Problem: Find the lines containing the word "Скільки" and copy every one of them.

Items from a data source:

— begin —

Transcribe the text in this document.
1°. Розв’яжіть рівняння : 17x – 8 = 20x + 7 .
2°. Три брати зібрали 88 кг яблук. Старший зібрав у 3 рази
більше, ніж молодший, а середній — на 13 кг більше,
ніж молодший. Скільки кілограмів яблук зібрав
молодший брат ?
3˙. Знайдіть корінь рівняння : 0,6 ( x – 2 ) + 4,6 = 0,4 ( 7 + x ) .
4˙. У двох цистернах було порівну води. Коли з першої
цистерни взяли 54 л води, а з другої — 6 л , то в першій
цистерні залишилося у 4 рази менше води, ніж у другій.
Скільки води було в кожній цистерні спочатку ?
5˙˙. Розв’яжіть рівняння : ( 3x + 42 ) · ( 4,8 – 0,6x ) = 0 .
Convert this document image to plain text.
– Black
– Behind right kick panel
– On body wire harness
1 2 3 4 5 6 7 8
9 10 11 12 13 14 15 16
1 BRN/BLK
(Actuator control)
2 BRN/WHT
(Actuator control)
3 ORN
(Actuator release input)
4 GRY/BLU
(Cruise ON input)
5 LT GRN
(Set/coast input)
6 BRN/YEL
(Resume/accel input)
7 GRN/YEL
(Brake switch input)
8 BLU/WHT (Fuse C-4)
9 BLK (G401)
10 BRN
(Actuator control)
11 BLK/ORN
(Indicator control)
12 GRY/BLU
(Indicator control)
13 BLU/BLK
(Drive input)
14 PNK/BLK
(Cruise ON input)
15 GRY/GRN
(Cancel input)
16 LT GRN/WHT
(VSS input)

— end —

Answer below:
ніж молодший. Скільки кілограмів яблук зібрав
Скільки води було в кожній цистерні спочатку ?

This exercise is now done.